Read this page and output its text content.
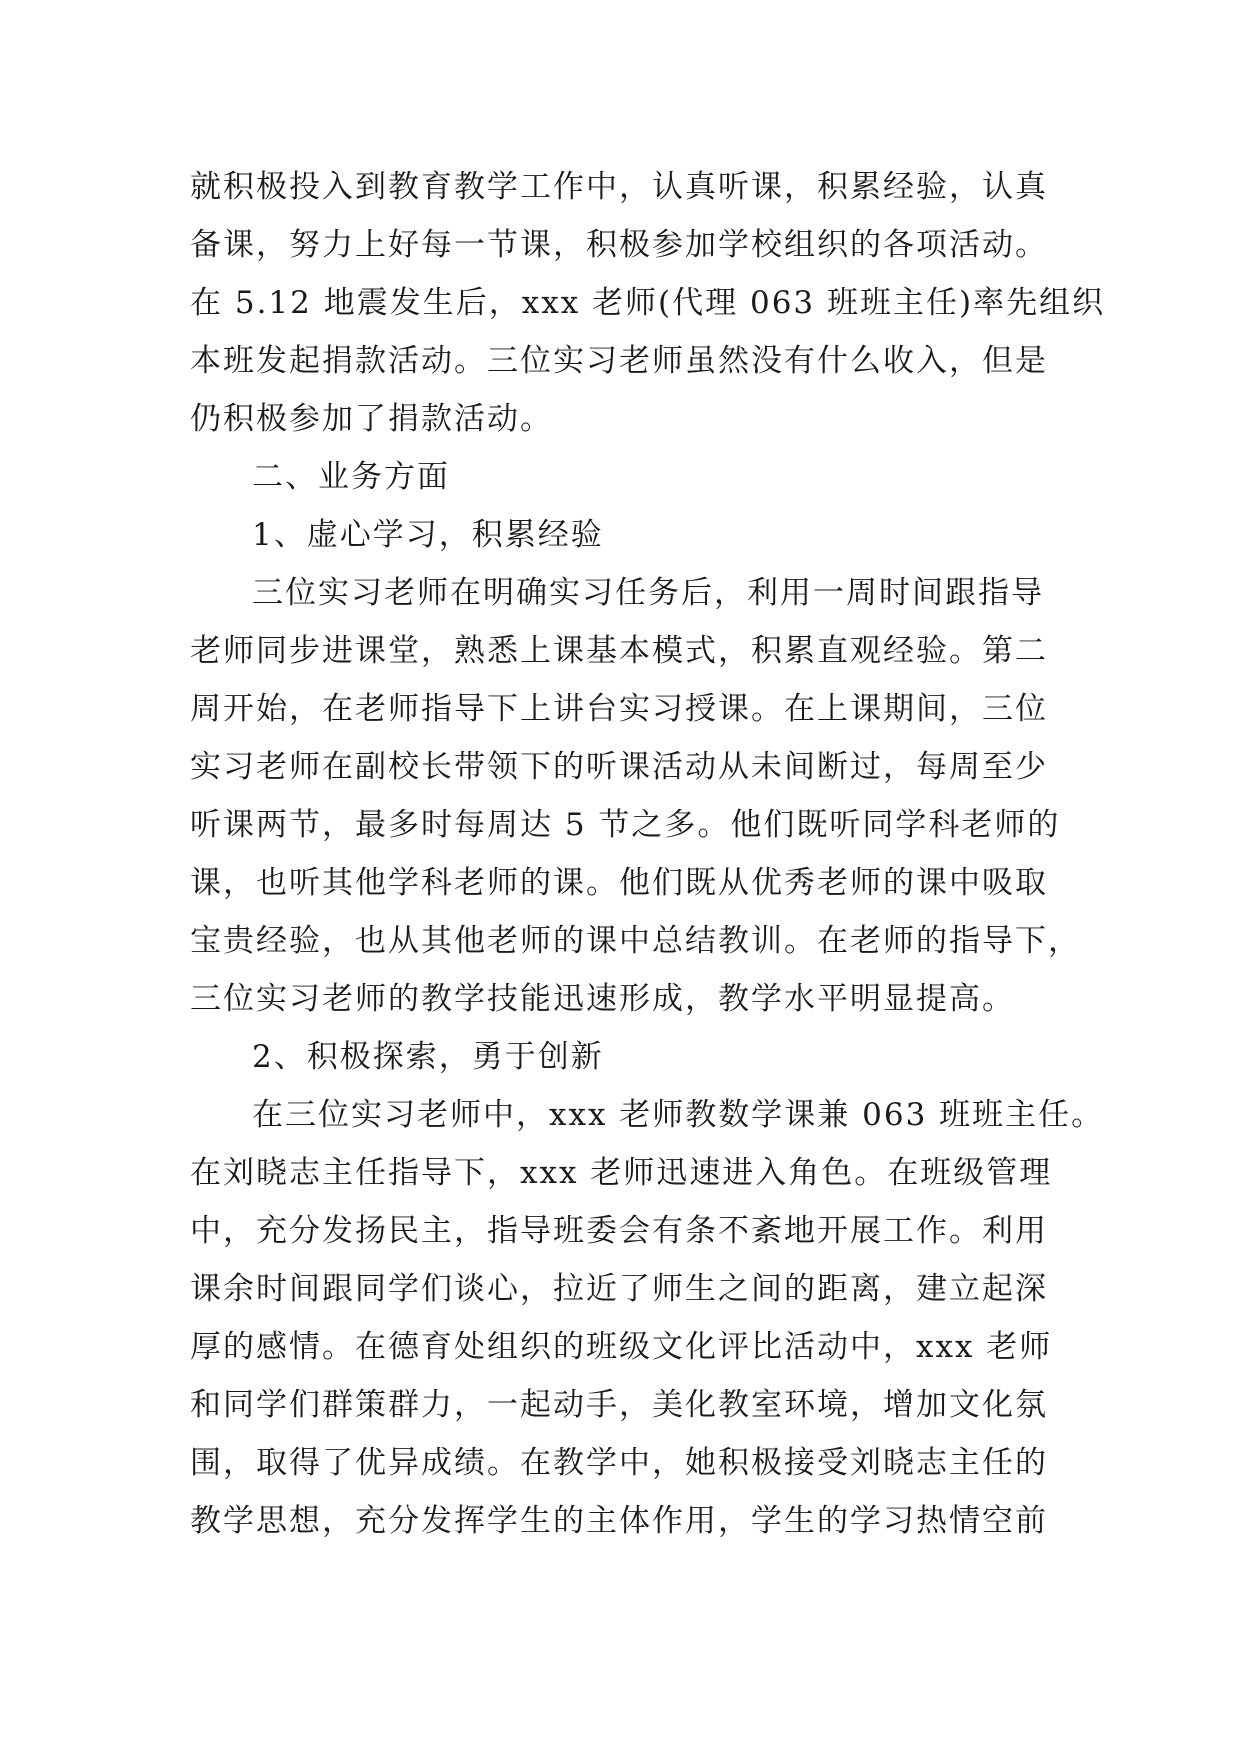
就积极投入到教育教学工作中，认真听课，积累经验，认真
备课，努力上好每一节课，积极参加学校组织的各项活动。
在 5.12 地震发生后，xxx 老师(代理 063 班班主任)率先组织
本班发起捐款活动。三位实习老师虽然没有什么收入，但是
仍积极参加了捐款活动。
二、业务方面
1、虚心学习，积累经验
三位实习老师在明确实习任务后，利用一周时间跟指导
老师同步进课堂，熟悉上课基本模式，积累直观经验。第二
周开始，在老师指导下上讲台实习授课。在上课期间，三位
实习老师在副校长带领下的听课活动从未间断过，每周至少
听课两节，最多时每周达 5 节之多。他们既听同学科老师的
课，也听其他学科老师的课。他们既从优秀老师的课中吸取
宝贵经验，也从其他老师的课中总结教训。在老师的指导下，
三位实习老师的教学技能迅速形成，教学水平明显提高。
2、积极探索，勇于创新
在三位实习老师中，xxx 老师教数学课兼 063 班班主任。
在刘晓志主任指导下，xxx 老师迅速进入角色。在班级管理
中，充分发扬民主，指导班委会有条不紊地开展工作。利用
课余时间跟同学们谈心，拉近了师生之间的距离，建立起深
厚的感情。在德育处组织的班级文化评比活动中，xxx 老师
和同学们群策群力，一起动手，美化教室环境，增加文化氛
围，取得了优异成绩。在教学中，她积极接受刘晓志主任的
教学思想，充分发挥学生的主体作用，学生的学习热情空前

▶ [Set task] Write out the records above exactly as they appear, leaving out any pictures.

▶ [Expected output]
Read this page and output its text content.
就积极投入到教育教学工作中，认真听课，积累经验，认真
备课，努力上好每一节课，积极参加学校组织的各项活动。
在 5.12 地震发生后，xxx 老师(代理 063 班班主任)率先组织
本班发起捐款活动。三位实习老师虽然没有什么收入，但是
仍积极参加了捐款活动。
二、业务方面
1、虚心学习，积累经验
三位实习老师在明确实习任务后，利用一周时间跟指导
老师同步进课堂，熟悉上课基本模式，积累直观经验。第二
周开始，在老师指导下上讲台实习授课。在上课期间，三位
实习老师在副校长带领下的听课活动从未间断过，每周至少
听课两节，最多时每周达 5 节之多。他们既听同学科老师的
课，也听其他学科老师的课。他们既从优秀老师的课中吸取
宝贵经验，也从其他老师的课中总结教训。在老师的指导下，
三位实习老师的教学技能迅速形成，教学水平明显提高。
2、积极探索，勇于创新
在三位实习老师中，xxx 老师教数学课兼 063 班班主任。
在刘晓志主任指导下，xxx 老师迅速进入角色。在班级管理
中，充分发扬民主，指导班委会有条不紊地开展工作。利用
课余时间跟同学们谈心，拉近了师生之间的距离，建立起深
厚的感情。在德育处组织的班级文化评比活动中，xxx 老师
和同学们群策群力，一起动手，美化教室环境，增加文化氛
围，取得了优异成绩。在教学中，她积极接受刘晓志主任的
教学思想，充分发挥学生的主体作用，学生的学习热情空前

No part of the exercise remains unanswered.